TASK REQUIREMENTS: Tell how many lines in the data below hold the string "PROČITAJTE"; give nothing but the number.

Dataset entries
● ● ● ●

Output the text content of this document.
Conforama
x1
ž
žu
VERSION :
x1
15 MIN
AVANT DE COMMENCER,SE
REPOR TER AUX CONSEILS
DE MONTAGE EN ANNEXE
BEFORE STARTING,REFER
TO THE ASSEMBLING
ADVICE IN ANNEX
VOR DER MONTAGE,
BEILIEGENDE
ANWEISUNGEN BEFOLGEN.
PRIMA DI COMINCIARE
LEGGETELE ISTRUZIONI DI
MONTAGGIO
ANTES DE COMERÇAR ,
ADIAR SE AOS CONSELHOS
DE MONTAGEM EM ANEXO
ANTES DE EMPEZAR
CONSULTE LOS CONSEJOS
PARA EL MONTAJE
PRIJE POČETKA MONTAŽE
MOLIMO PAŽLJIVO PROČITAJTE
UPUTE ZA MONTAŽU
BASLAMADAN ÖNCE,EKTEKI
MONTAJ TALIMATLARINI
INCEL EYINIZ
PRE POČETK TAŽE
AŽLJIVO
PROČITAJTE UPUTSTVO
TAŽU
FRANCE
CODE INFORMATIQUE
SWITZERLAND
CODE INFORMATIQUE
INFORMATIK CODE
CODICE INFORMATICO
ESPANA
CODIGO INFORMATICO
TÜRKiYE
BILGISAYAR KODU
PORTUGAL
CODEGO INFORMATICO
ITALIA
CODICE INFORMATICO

● ● ● ●

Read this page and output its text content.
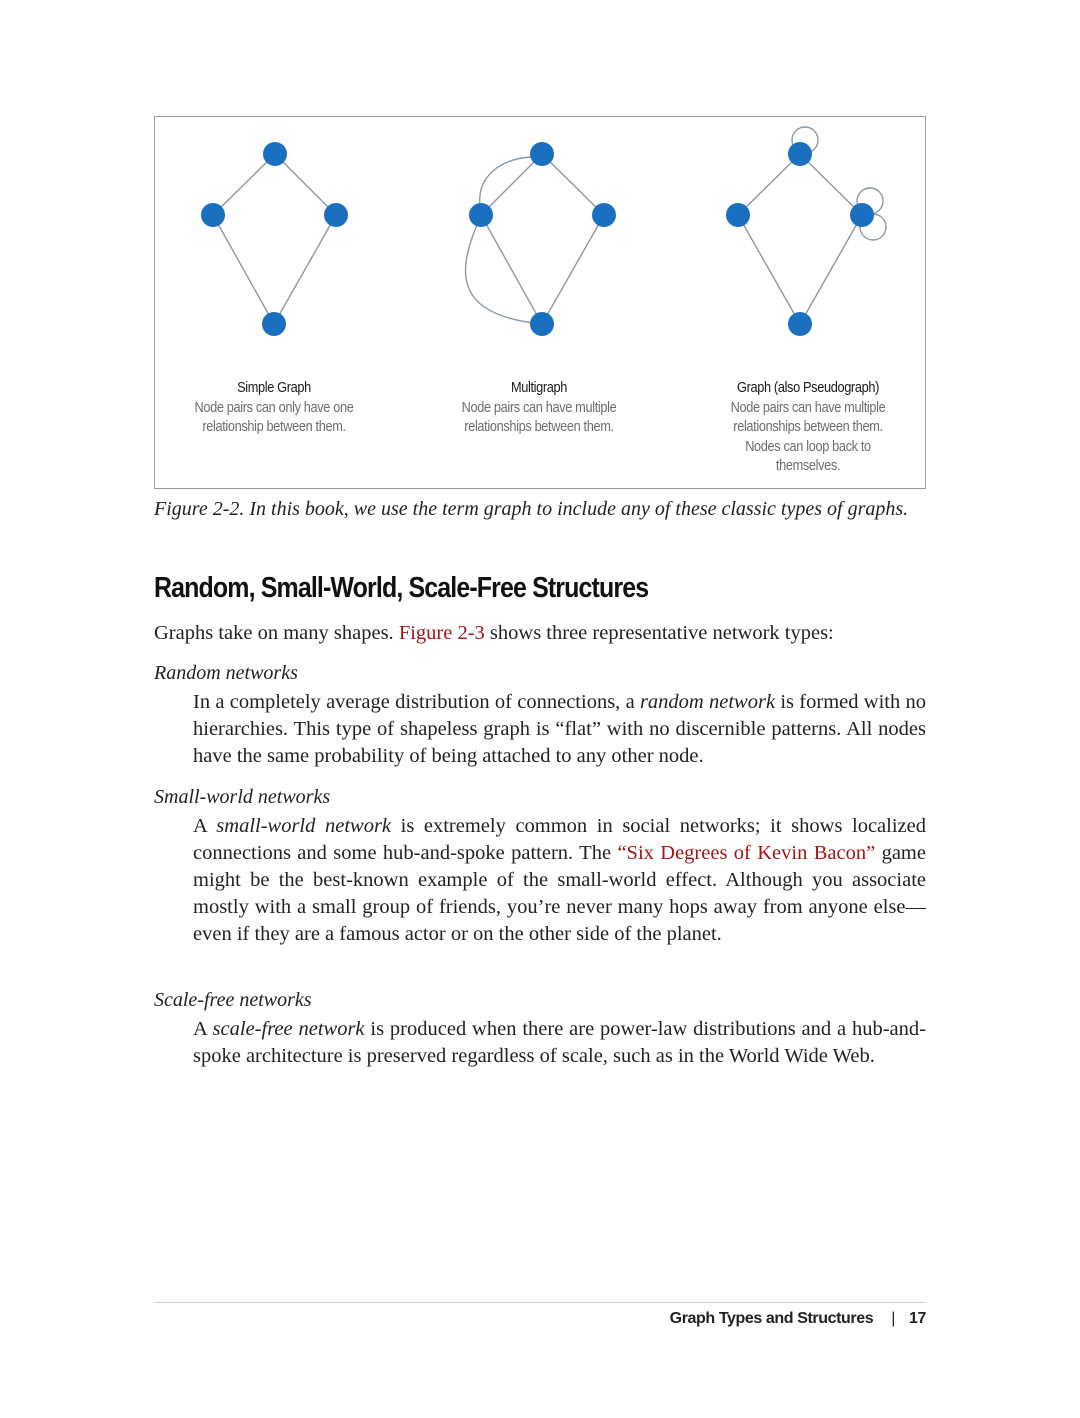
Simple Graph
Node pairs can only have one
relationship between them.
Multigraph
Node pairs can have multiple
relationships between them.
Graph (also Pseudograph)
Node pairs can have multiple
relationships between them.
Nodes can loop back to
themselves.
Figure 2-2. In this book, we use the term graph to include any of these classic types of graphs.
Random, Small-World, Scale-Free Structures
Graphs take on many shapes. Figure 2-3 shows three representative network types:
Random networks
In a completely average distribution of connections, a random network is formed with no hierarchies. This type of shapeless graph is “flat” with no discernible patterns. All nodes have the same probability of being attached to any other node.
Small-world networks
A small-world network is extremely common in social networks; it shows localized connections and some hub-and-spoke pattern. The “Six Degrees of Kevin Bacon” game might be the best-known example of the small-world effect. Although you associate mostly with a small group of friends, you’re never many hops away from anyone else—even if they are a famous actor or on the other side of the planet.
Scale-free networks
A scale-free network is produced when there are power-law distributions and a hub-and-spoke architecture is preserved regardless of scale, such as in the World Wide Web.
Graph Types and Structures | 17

● ● ● ●

THE RESPONSE: 2